[Data extracted from a collection]

#####

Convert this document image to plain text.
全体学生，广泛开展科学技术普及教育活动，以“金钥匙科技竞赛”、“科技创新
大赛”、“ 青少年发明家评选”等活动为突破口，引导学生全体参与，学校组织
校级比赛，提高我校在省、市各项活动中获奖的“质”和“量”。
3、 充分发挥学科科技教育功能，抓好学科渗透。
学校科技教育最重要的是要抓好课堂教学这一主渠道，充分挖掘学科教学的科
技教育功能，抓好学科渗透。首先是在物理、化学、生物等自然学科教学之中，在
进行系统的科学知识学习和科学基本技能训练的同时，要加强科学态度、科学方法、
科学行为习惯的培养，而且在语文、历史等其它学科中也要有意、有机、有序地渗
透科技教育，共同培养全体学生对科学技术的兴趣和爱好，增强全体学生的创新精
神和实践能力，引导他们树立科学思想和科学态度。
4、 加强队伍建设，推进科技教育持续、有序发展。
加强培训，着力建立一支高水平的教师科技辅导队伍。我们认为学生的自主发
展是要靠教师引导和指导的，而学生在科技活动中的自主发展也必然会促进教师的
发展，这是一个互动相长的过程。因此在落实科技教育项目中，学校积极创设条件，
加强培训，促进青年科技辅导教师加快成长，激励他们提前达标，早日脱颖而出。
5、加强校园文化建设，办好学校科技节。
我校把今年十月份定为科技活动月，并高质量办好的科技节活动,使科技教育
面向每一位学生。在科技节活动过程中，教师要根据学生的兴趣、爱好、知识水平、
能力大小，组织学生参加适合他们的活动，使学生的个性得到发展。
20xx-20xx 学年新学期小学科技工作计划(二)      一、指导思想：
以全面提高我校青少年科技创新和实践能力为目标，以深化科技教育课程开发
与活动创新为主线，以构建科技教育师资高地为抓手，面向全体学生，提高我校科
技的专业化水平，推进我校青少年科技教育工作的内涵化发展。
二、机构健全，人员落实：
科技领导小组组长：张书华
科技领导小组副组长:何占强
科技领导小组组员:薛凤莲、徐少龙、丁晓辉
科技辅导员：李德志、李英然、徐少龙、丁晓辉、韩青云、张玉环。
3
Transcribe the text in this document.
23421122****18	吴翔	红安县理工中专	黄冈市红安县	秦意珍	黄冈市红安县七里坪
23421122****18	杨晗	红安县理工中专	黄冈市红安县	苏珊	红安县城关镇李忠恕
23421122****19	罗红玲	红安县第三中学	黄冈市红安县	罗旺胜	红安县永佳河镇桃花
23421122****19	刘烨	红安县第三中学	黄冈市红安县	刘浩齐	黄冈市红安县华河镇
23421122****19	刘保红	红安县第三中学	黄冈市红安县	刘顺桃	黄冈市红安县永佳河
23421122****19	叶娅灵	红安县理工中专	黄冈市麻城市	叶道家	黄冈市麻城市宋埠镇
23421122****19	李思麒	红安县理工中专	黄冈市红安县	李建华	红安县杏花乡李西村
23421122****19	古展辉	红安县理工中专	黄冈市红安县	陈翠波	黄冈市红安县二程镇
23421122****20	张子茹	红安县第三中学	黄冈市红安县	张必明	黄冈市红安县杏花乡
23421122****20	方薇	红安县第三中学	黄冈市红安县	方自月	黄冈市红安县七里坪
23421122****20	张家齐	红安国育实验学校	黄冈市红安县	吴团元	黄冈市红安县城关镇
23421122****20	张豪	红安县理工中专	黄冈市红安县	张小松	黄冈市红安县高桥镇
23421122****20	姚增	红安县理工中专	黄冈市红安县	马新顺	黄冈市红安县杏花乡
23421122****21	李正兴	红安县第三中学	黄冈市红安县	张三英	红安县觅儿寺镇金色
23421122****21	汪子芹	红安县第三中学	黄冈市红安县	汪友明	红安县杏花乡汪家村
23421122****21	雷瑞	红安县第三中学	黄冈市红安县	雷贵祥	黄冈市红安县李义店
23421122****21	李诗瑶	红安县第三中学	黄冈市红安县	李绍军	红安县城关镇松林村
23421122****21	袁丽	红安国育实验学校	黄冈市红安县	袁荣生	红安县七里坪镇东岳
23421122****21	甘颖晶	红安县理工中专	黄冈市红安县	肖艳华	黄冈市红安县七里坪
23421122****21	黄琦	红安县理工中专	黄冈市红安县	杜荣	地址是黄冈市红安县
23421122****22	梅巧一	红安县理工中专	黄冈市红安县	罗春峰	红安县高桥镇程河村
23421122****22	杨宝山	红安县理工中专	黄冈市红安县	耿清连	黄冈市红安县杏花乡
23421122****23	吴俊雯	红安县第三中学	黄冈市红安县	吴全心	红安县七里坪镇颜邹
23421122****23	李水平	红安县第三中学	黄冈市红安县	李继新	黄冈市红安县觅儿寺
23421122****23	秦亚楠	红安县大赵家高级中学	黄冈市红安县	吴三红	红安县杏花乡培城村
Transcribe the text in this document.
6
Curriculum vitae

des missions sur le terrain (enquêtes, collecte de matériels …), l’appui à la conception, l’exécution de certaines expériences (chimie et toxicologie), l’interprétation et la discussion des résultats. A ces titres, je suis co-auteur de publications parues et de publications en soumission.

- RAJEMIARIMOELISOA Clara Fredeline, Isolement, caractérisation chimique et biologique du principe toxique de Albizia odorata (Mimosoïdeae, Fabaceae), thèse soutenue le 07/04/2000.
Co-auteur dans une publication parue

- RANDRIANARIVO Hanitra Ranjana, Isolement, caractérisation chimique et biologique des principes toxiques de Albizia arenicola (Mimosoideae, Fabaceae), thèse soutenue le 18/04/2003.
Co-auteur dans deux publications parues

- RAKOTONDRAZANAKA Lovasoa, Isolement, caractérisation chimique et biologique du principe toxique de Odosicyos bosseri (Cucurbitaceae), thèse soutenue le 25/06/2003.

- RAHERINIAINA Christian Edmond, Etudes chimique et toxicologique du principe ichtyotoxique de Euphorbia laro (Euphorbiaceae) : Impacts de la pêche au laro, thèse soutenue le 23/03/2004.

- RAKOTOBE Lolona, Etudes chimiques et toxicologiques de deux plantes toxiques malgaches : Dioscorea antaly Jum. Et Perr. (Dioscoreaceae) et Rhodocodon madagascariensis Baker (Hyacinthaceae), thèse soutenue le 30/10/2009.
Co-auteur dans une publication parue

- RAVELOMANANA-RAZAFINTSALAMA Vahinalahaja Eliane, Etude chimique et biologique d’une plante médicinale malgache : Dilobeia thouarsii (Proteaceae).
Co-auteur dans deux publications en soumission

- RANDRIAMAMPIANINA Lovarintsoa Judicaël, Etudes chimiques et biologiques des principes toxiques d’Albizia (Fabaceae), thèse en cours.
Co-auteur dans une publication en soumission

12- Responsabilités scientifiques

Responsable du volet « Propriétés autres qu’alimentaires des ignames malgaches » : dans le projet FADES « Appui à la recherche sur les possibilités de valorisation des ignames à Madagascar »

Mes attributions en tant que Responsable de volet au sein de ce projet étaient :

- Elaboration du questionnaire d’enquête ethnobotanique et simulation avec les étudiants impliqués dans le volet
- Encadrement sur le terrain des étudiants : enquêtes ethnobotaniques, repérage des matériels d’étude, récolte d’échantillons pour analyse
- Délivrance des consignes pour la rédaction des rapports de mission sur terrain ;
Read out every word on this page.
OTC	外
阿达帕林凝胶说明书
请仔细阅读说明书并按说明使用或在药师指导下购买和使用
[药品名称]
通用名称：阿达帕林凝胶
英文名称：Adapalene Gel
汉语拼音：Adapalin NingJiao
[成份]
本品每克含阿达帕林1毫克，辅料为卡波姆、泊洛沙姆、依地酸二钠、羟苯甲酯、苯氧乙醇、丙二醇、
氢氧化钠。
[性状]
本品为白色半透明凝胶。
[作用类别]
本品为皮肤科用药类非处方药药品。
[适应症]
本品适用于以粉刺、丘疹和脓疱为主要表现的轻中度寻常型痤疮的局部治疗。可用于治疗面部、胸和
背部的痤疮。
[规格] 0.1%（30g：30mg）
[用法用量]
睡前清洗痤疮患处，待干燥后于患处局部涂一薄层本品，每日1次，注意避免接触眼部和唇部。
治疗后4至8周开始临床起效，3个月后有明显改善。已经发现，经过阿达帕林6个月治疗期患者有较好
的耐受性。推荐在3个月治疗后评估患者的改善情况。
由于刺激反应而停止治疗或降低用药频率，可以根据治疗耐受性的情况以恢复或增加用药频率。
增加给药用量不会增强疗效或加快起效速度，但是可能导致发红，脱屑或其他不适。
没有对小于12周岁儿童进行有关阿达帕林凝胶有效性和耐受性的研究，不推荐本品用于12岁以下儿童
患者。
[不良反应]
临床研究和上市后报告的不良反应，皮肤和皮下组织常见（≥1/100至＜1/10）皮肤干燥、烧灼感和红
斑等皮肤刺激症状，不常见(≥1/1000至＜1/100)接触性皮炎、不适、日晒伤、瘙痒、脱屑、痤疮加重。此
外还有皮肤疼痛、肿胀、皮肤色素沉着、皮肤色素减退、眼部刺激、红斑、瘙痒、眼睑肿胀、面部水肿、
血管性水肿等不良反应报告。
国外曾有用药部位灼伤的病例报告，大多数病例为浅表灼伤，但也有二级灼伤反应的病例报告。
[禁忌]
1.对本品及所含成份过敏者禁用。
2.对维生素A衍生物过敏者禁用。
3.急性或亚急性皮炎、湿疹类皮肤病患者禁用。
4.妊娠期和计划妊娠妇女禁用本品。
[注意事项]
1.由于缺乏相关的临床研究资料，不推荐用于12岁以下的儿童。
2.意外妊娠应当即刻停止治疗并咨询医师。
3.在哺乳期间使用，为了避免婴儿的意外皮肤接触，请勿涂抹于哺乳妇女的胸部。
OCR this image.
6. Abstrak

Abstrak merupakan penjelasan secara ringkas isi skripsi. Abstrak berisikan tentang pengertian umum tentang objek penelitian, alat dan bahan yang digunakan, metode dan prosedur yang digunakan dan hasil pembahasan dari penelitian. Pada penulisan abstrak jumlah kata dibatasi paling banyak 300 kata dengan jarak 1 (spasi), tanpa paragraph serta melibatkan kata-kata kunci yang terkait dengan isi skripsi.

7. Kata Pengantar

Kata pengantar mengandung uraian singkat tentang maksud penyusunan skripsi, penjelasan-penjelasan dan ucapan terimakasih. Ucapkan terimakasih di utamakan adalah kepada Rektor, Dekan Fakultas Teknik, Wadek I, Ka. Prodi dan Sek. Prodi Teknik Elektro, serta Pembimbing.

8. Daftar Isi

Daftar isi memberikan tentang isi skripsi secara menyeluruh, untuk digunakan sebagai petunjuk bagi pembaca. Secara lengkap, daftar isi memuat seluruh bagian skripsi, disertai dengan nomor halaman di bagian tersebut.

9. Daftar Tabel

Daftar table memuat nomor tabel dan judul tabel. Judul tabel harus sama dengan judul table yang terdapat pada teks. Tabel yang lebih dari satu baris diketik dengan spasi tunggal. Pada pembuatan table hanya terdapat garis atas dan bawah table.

#####

**WORK INSTRUCTIONS:** The answer consists only of the lines from the one containing "OCR this image." to the end of the records, each written out exactly.

**RESPONSE:**
OCR this image.
6. Abstrak

Abstrak merupakan penjelasan secara ringkas isi skripsi. Abstrak berisikan tentang pengertian umum tentang objek penelitian, alat dan bahan yang digunakan, metode dan prosedur yang digunakan dan hasil pembahasan dari penelitian. Pada penulisan abstrak jumlah kata dibatasi paling banyak 300 kata dengan jarak 1 (spasi), tanpa paragraph serta melibatkan kata-kata kunci yang terkait dengan isi skripsi.

7. Kata Pengantar

Kata pengantar mengandung uraian singkat tentang maksud penyusunan skripsi, penjelasan-penjelasan dan ucapan terimakasih. Ucapkan terimakasih di utamakan adalah kepada Rektor, Dekan Fakultas Teknik, Wadek I, Ka. Prodi dan Sek. Prodi Teknik Elektro, serta Pembimbing.

8. Daftar Isi

Daftar isi memberikan tentang isi skripsi secara menyeluruh, untuk digunakan sebagai petunjuk bagi pembaca. Secara lengkap, daftar isi memuat seluruh bagian skripsi, disertai dengan nomor halaman di bagian tersebut.

9. Daftar Tabel

Daftar table memuat nomor tabel dan judul tabel. Judul tabel harus sama dengan judul table yang terdapat pada teks. Tabel yang lebih dari satu baris diketik dengan spasi tunggal. Pada pembuatan table hanya terdapat garis atas dan bawah table.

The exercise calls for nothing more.